• **Data section**:
# # # # # # #

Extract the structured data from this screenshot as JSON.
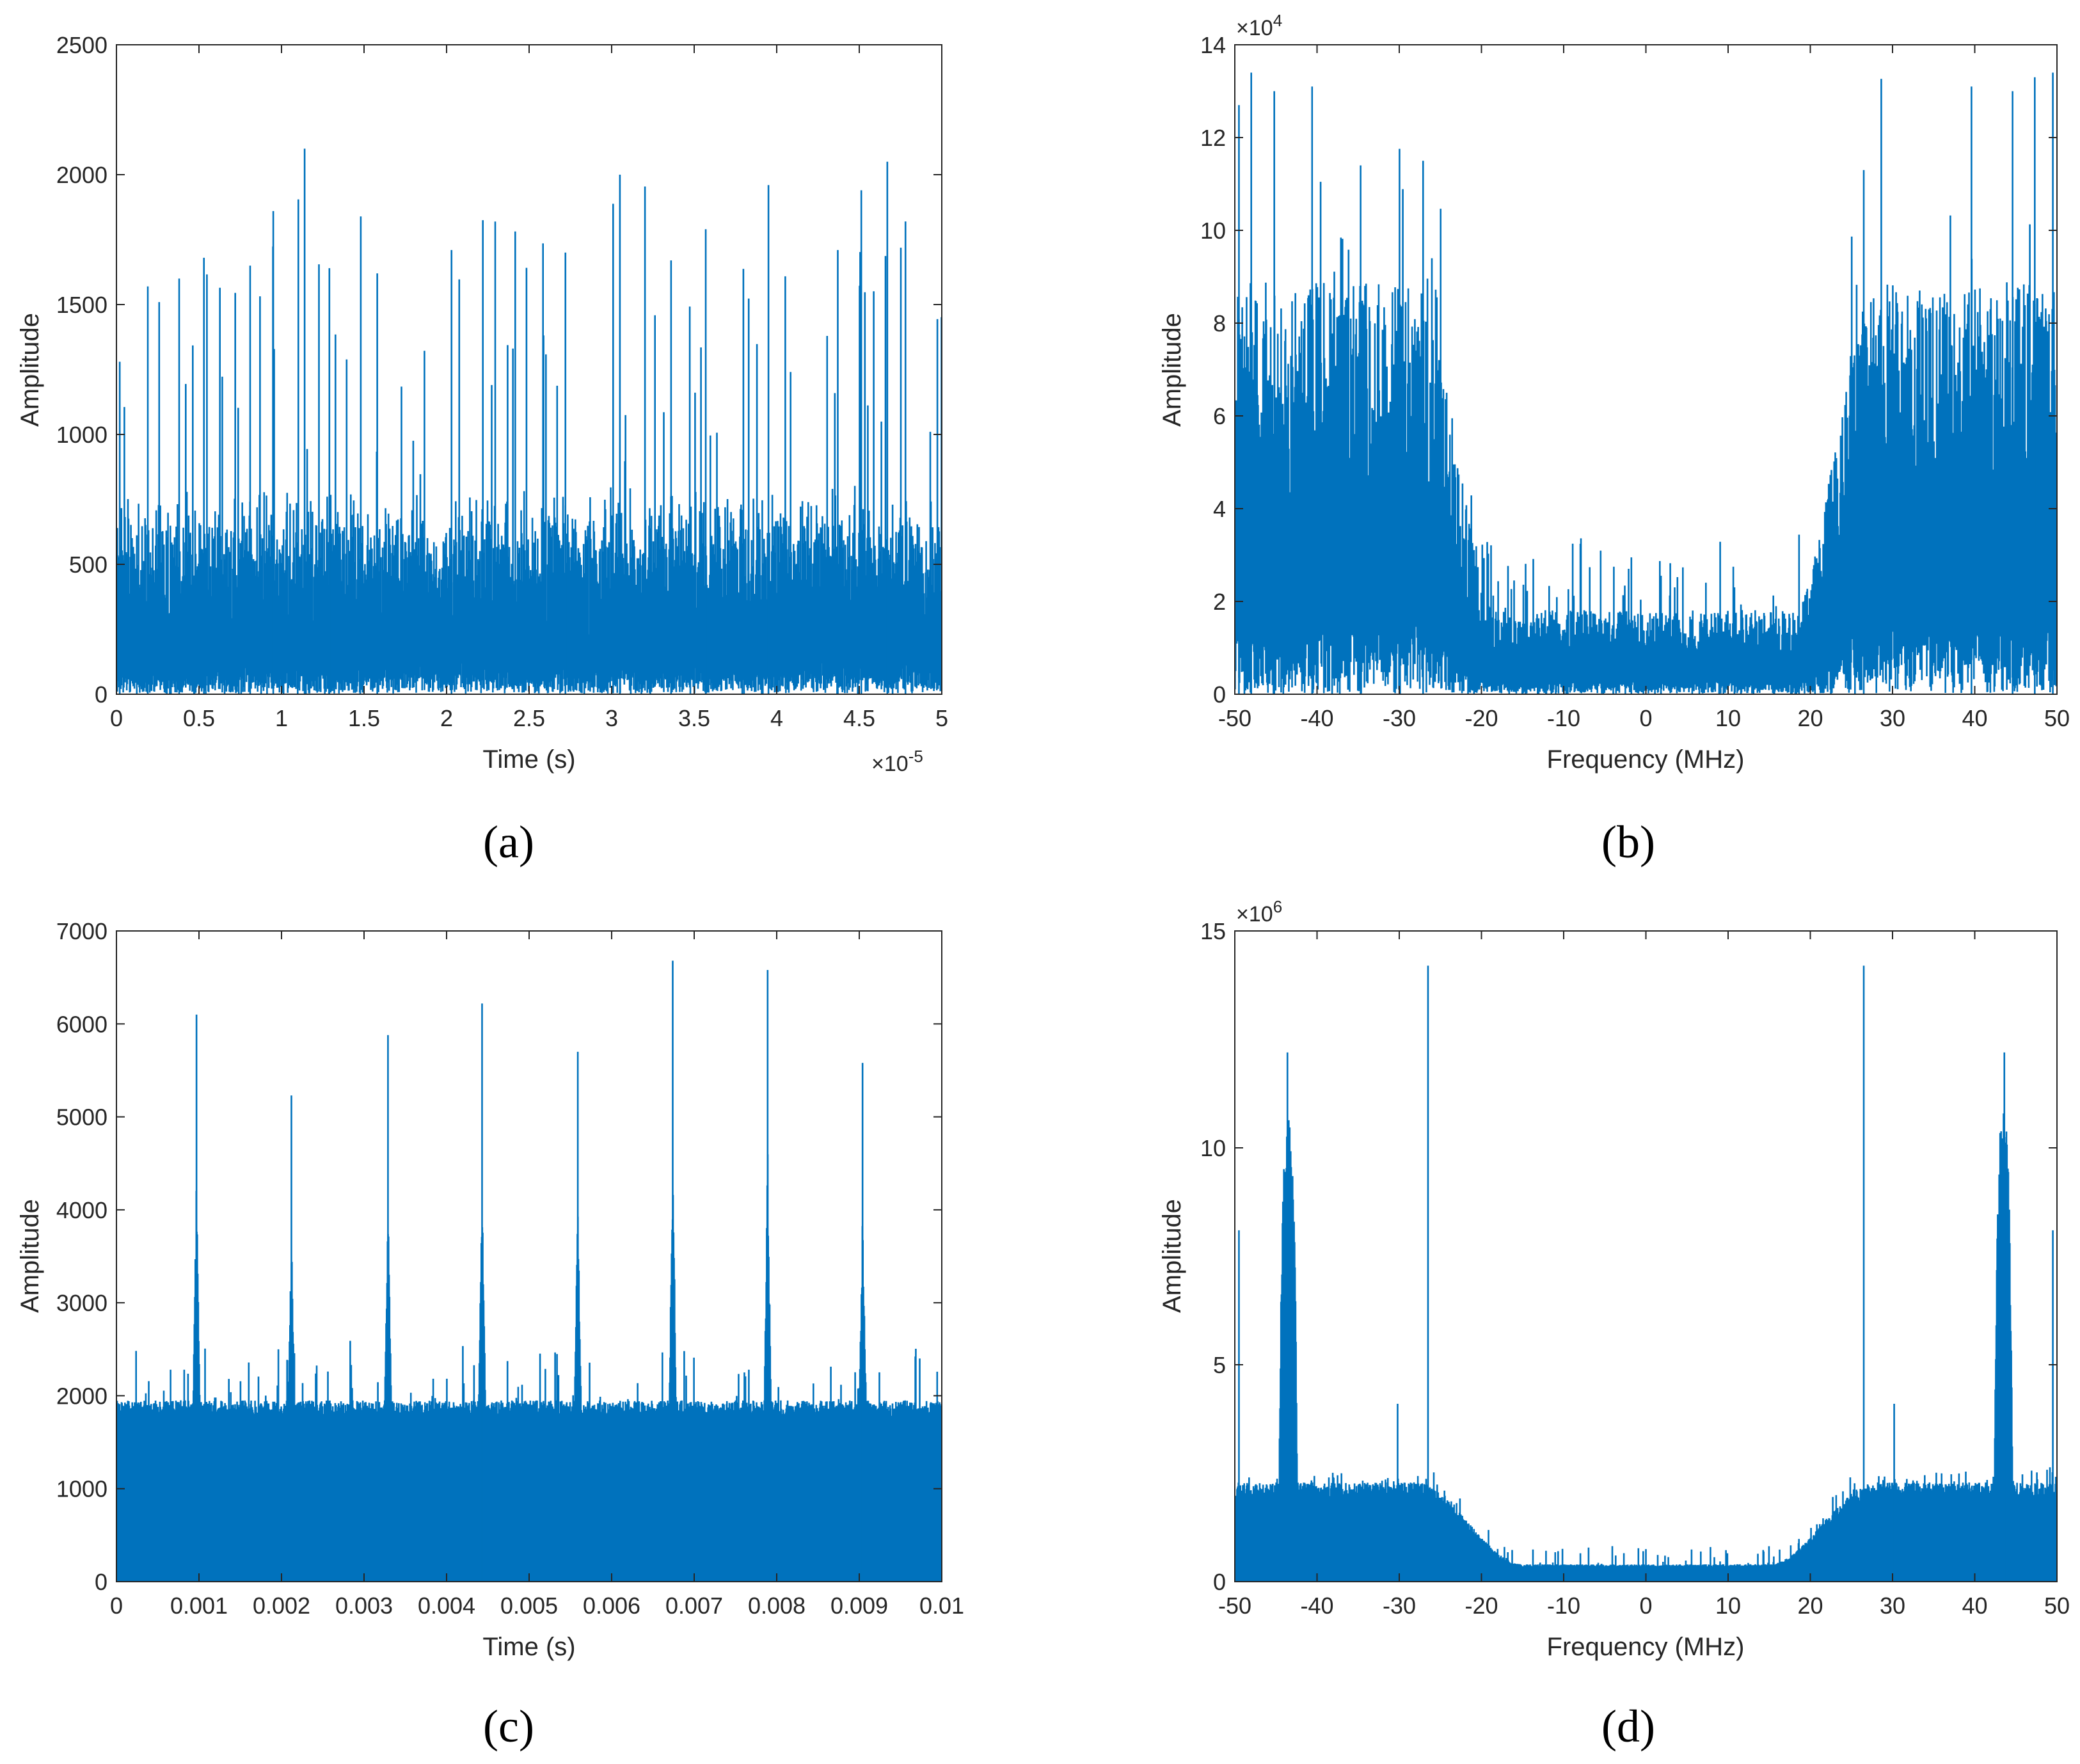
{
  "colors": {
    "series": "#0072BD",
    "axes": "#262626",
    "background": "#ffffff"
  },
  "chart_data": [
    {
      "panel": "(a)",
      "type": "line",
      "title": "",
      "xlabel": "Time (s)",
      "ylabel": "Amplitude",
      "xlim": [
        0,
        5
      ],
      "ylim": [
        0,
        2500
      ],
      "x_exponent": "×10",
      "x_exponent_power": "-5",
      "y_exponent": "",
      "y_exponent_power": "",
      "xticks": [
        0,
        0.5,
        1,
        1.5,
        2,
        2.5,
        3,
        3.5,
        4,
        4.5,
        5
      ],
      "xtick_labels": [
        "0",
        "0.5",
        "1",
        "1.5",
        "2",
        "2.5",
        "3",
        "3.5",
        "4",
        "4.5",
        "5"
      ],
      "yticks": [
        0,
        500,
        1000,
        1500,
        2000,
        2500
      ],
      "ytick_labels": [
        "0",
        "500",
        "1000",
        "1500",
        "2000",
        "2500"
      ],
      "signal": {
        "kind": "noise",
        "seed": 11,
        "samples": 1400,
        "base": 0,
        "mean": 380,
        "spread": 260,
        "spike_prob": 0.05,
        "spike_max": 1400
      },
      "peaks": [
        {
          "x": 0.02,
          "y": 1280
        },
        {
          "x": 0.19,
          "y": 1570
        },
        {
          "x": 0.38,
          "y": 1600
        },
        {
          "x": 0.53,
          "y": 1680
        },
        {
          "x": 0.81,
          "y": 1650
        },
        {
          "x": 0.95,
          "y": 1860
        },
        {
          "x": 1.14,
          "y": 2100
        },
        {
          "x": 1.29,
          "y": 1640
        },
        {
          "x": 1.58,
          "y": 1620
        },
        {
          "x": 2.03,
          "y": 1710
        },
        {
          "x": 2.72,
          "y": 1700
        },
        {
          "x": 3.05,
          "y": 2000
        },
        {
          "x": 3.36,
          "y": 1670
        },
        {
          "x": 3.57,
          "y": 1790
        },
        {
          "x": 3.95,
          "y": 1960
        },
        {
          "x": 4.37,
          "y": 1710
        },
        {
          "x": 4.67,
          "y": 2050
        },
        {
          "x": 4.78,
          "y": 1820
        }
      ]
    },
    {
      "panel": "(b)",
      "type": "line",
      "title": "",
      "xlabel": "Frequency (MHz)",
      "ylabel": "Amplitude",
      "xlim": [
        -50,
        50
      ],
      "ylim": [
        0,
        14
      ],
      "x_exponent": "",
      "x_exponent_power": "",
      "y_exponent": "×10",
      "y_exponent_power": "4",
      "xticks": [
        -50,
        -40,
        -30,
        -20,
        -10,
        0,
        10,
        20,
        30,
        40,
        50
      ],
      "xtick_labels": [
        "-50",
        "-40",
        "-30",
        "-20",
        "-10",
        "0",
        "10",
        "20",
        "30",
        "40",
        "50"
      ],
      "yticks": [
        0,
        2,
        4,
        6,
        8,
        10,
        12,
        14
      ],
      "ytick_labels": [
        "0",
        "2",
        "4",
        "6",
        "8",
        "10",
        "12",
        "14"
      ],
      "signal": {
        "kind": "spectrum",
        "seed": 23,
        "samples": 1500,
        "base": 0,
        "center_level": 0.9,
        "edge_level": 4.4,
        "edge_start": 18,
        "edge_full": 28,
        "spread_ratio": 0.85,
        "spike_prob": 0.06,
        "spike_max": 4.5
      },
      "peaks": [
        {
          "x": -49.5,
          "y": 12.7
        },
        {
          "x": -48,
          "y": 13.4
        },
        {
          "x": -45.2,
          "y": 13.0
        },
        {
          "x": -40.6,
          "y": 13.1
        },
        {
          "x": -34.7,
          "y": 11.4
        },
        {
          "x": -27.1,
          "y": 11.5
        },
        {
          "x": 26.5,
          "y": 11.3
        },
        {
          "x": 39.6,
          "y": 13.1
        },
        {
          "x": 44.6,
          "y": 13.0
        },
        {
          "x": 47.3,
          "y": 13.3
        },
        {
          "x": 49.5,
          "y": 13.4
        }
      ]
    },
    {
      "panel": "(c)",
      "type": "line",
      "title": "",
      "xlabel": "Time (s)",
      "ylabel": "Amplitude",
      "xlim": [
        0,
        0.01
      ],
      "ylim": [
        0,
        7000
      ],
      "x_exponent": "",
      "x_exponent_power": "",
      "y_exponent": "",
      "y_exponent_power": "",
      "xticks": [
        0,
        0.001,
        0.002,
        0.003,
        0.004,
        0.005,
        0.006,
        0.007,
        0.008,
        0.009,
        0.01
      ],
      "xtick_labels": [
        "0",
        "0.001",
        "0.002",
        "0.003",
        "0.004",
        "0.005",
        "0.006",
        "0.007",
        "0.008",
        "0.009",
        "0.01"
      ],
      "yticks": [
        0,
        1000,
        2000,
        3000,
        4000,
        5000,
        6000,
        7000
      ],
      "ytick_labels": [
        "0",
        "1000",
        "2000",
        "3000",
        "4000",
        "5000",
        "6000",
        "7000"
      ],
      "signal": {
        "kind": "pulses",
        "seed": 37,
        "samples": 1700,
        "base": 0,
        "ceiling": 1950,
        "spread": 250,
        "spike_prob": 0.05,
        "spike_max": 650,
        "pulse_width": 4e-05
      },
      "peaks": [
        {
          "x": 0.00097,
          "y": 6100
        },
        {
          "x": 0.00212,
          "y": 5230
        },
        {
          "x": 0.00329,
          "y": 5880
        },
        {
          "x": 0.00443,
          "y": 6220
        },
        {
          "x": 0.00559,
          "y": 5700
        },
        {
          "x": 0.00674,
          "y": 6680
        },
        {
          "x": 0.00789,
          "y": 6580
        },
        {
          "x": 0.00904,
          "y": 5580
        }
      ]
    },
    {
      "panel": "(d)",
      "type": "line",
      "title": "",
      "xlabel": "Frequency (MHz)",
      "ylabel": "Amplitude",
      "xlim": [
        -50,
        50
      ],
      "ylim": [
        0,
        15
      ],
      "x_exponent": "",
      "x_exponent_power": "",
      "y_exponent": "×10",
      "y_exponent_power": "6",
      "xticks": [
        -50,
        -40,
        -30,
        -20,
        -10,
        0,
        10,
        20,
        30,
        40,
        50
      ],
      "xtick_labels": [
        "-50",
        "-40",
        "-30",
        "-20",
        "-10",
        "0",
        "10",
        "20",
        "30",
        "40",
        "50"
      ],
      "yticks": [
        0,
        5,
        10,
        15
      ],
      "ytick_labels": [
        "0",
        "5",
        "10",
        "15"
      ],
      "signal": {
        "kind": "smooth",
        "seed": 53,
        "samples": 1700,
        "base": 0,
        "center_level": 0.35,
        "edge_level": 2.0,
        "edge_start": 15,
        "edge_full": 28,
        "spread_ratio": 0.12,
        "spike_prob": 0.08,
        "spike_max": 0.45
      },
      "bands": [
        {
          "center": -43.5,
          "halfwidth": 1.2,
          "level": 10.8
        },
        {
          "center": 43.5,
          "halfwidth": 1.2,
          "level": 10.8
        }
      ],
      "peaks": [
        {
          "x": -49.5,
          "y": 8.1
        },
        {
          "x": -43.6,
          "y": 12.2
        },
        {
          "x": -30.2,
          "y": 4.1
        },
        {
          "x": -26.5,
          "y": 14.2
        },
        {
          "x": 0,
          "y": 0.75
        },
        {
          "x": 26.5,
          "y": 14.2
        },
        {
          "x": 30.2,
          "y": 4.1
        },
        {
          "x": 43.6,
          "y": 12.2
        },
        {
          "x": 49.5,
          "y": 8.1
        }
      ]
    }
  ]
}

# # # # # # #

• **What this task involves**:
Copy each line exactly, and leave the pictures out of your copy.

• **Completed task**:
Extract the structured data from this screenshot as JSON.
{
  "colors": {
    "series": "#0072BD",
    "axes": "#262626",
    "background": "#ffffff"
  },
  "chart_data": [
    {
      "panel": "(a)",
      "type": "line",
      "title": "",
      "xlabel": "Time (s)",
      "ylabel": "Amplitude",
      "xlim": [
        0,
        5
      ],
      "ylim": [
        0,
        2500
      ],
      "x_exponent": "×10",
      "x_exponent_power": "-5",
      "y_exponent": "",
      "y_exponent_power": "",
      "xticks": [
        0,
        0.5,
        1,
        1.5,
        2,
        2.5,
        3,
        3.5,
        4,
        4.5,
        5
      ],
      "xtick_labels": [
        "0",
        "0.5",
        "1",
        "1.5",
        "2",
        "2.5",
        "3",
        "3.5",
        "4",
        "4.5",
        "5"
      ],
      "yticks": [
        0,
        500,
        1000,
        1500,
        2000,
        2500
      ],
      "ytick_labels": [
        "0",
        "500",
        "1000",
        "1500",
        "2000",
        "2500"
      ],
      "signal": {
        "kind": "noise",
        "seed": 11,
        "samples": 1400,
        "base": 0,
        "mean": 380,
        "spread": 260,
        "spike_prob": 0.05,
        "spike_max": 1400
      },
      "peaks": [
        {
          "x": 0.02,
          "y": 1280
        },
        {
          "x": 0.19,
          "y": 1570
        },
        {
          "x": 0.38,
          "y": 1600
        },
        {
          "x": 0.53,
          "y": 1680
        },
        {
          "x": 0.81,
          "y": 1650
        },
        {
          "x": 0.95,
          "y": 1860
        },
        {
          "x": 1.14,
          "y": 2100
        },
        {
          "x": 1.29,
          "y": 1640
        },
        {
          "x": 1.58,
          "y": 1620
        },
        {
          "x": 2.03,
          "y": 1710
        },
        {
          "x": 2.72,
          "y": 1700
        },
        {
          "x": 3.05,
          "y": 2000
        },
        {
          "x": 3.36,
          "y": 1670
        },
        {
          "x": 3.57,
          "y": 1790
        },
        {
          "x": 3.95,
          "y": 1960
        },
        {
          "x": 4.37,
          "y": 1710
        },
        {
          "x": 4.67,
          "y": 2050
        },
        {
          "x": 4.78,
          "y": 1820
        }
      ]
    },
    {
      "panel": "(b)",
      "type": "line",
      "title": "",
      "xlabel": "Frequency (MHz)",
      "ylabel": "Amplitude",
      "xlim": [
        -50,
        50
      ],
      "ylim": [
        0,
        14
      ],
      "x_exponent": "",
      "x_exponent_power": "",
      "y_exponent": "×10",
      "y_exponent_power": "4",
      "xticks": [
        -50,
        -40,
        -30,
        -20,
        -10,
        0,
        10,
        20,
        30,
        40,
        50
      ],
      "xtick_labels": [
        "-50",
        "-40",
        "-30",
        "-20",
        "-10",
        "0",
        "10",
        "20",
        "30",
        "40",
        "50"
      ],
      "yticks": [
        0,
        2,
        4,
        6,
        8,
        10,
        12,
        14
      ],
      "ytick_labels": [
        "0",
        "2",
        "4",
        "6",
        "8",
        "10",
        "12",
        "14"
      ],
      "signal": {
        "kind": "spectrum",
        "seed": 23,
        "samples": 1500,
        "base": 0,
        "center_level": 0.9,
        "edge_level": 4.4,
        "edge_start": 18,
        "edge_full": 28,
        "spread_ratio": 0.85,
        "spike_prob": 0.06,
        "spike_max": 4.5
      },
      "peaks": [
        {
          "x": -49.5,
          "y": 12.7
        },
        {
          "x": -48,
          "y": 13.4
        },
        {
          "x": -45.2,
          "y": 13.0
        },
        {
          "x": -40.6,
          "y": 13.1
        },
        {
          "x": -34.7,
          "y": 11.4
        },
        {
          "x": -27.1,
          "y": 11.5
        },
        {
          "x": 26.5,
          "y": 11.3
        },
        {
          "x": 39.6,
          "y": 13.1
        },
        {
          "x": 44.6,
          "y": 13.0
        },
        {
          "x": 47.3,
          "y": 13.3
        },
        {
          "x": 49.5,
          "y": 13.4
        }
      ]
    },
    {
      "panel": "(c)",
      "type": "line",
      "title": "",
      "xlabel": "Time (s)",
      "ylabel": "Amplitude",
      "xlim": [
        0,
        0.01
      ],
      "ylim": [
        0,
        7000
      ],
      "x_exponent": "",
      "x_exponent_power": "",
      "y_exponent": "",
      "y_exponent_power": "",
      "xticks": [
        0,
        0.001,
        0.002,
        0.003,
        0.004,
        0.005,
        0.006,
        0.007,
        0.008,
        0.009,
        0.01
      ],
      "xtick_labels": [
        "0",
        "0.001",
        "0.002",
        "0.003",
        "0.004",
        "0.005",
        "0.006",
        "0.007",
        "0.008",
        "0.009",
        "0.01"
      ],
      "yticks": [
        0,
        1000,
        2000,
        3000,
        4000,
        5000,
        6000,
        7000
      ],
      "ytick_labels": [
        "0",
        "1000",
        "2000",
        "3000",
        "4000",
        "5000",
        "6000",
        "7000"
      ],
      "signal": {
        "kind": "pulses",
        "seed": 37,
        "samples": 1700,
        "base": 0,
        "ceiling": 1950,
        "spread": 250,
        "spike_prob": 0.05,
        "spike_max": 650,
        "pulse_width": 4e-05
      },
      "peaks": [
        {
          "x": 0.00097,
          "y": 6100
        },
        {
          "x": 0.00212,
          "y": 5230
        },
        {
          "x": 0.00329,
          "y": 5880
        },
        {
          "x": 0.00443,
          "y": 6220
        },
        {
          "x": 0.00559,
          "y": 5700
        },
        {
          "x": 0.00674,
          "y": 6680
        },
        {
          "x": 0.00789,
          "y": 6580
        },
        {
          "x": 0.00904,
          "y": 5580
        }
      ]
    },
    {
      "panel": "(d)",
      "type": "line",
      "title": "",
      "xlabel": "Frequency (MHz)",
      "ylabel": "Amplitude",
      "xlim": [
        -50,
        50
      ],
      "ylim": [
        0,
        15
      ],
      "x_exponent": "",
      "x_exponent_power": "",
      "y_exponent": "×10",
      "y_exponent_power": "6",
      "xticks": [
        -50,
        -40,
        -30,
        -20,
        -10,
        0,
        10,
        20,
        30,
        40,
        50
      ],
      "xtick_labels": [
        "-50",
        "-40",
        "-30",
        "-20",
        "-10",
        "0",
        "10",
        "20",
        "30",
        "40",
        "50"
      ],
      "yticks": [
        0,
        5,
        10,
        15
      ],
      "ytick_labels": [
        "0",
        "5",
        "10",
        "15"
      ],
      "signal": {
        "kind": "smooth",
        "seed": 53,
        "samples": 1700,
        "base": 0,
        "center_level": 0.35,
        "edge_level": 2.0,
        "edge_start": 15,
        "edge_full": 28,
        "spread_ratio": 0.12,
        "spike_prob": 0.08,
        "spike_max": 0.45
      },
      "bands": [
        {
          "center": -43.5,
          "halfwidth": 1.2,
          "level": 10.8
        },
        {
          "center": 43.5,
          "halfwidth": 1.2,
          "level": 10.8
        }
      ],
      "peaks": [
        {
          "x": -49.5,
          "y": 8.1
        },
        {
          "x": -43.6,
          "y": 12.2
        },
        {
          "x": -30.2,
          "y": 4.1
        },
        {
          "x": -26.5,
          "y": 14.2
        },
        {
          "x": 0,
          "y": 0.75
        },
        {
          "x": 26.5,
          "y": 14.2
        },
        {
          "x": 30.2,
          "y": 4.1
        },
        {
          "x": 43.6,
          "y": 12.2
        },
        {
          "x": 49.5,
          "y": 8.1
        }
      ]
    }
  ]
}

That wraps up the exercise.